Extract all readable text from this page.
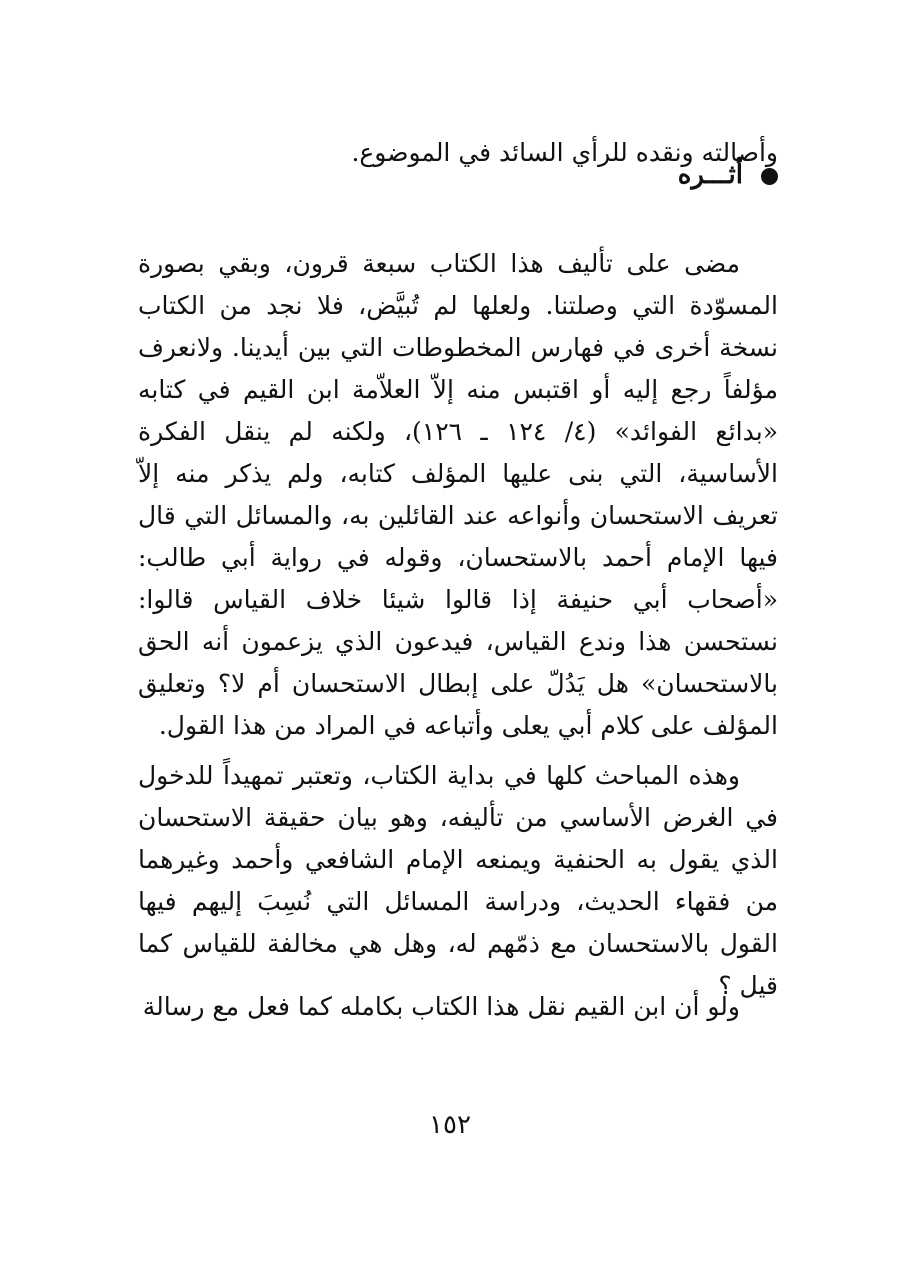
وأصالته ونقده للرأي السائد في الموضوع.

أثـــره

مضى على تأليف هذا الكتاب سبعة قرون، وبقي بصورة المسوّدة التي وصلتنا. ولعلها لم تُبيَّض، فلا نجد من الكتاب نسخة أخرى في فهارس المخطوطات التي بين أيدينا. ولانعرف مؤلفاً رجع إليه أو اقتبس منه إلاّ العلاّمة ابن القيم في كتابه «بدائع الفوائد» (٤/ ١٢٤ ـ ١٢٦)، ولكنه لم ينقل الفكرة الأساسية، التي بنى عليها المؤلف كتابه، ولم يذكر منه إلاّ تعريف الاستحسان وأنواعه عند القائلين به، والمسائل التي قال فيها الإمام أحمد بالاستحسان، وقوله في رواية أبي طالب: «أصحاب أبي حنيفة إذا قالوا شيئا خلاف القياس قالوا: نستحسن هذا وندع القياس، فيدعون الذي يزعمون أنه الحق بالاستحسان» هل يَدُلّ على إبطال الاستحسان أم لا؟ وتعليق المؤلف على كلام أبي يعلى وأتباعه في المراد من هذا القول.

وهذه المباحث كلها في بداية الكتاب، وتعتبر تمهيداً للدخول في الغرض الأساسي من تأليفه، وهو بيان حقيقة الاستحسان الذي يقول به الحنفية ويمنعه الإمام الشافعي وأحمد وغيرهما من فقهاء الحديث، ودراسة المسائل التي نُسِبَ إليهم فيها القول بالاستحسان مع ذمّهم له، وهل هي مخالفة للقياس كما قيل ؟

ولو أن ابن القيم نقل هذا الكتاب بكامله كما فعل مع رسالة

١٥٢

*WHAT TO PRODUCE*: Wherever the word "القيم" occurs in a line of the listing, copy that line.

*RESPONSE TO THIS EXERCISE*:
مضى على تأليف هذا الكتاب سبعة قرون، وبقي بصورة المسوّدة التي وصلتنا. ولعلها لم تُبيَّض، فلا نجد من الكتاب نسخة أخرى في فهارس المخطوطات التي بين أيدينا. ولانعرف مؤلفاً رجع إليه أو اقتبس منه إلاّ العلاّمة ابن القيم في كتابه «بدائع الفوائد» (٤/ ١٢٤ ـ ١٢٦)، ولكنه لم ينقل الفكرة الأساسية، التي بنى عليها المؤلف كتابه، ولم يذكر منه إلاّ تعريف الاستحسان وأنواعه عند القائلين به، والمسائل التي قال فيها الإمام أحمد بالاستحسان، وقوله في رواية أبي طالب: «أصحاب أبي حنيفة إذا قالوا شيئا خلاف القياس قالوا: نستحسن هذا وندع القياس، فيدعون الذي يزعمون أنه الحق بالاستحسان» هل يَدُلّ على إبطال الاستحسان أم لا؟ وتعليق المؤلف على كلام أبي يعلى وأتباعه في المراد من هذا القول.
ولو أن ابن القيم نقل هذا الكتاب بكامله كما فعل مع رسالة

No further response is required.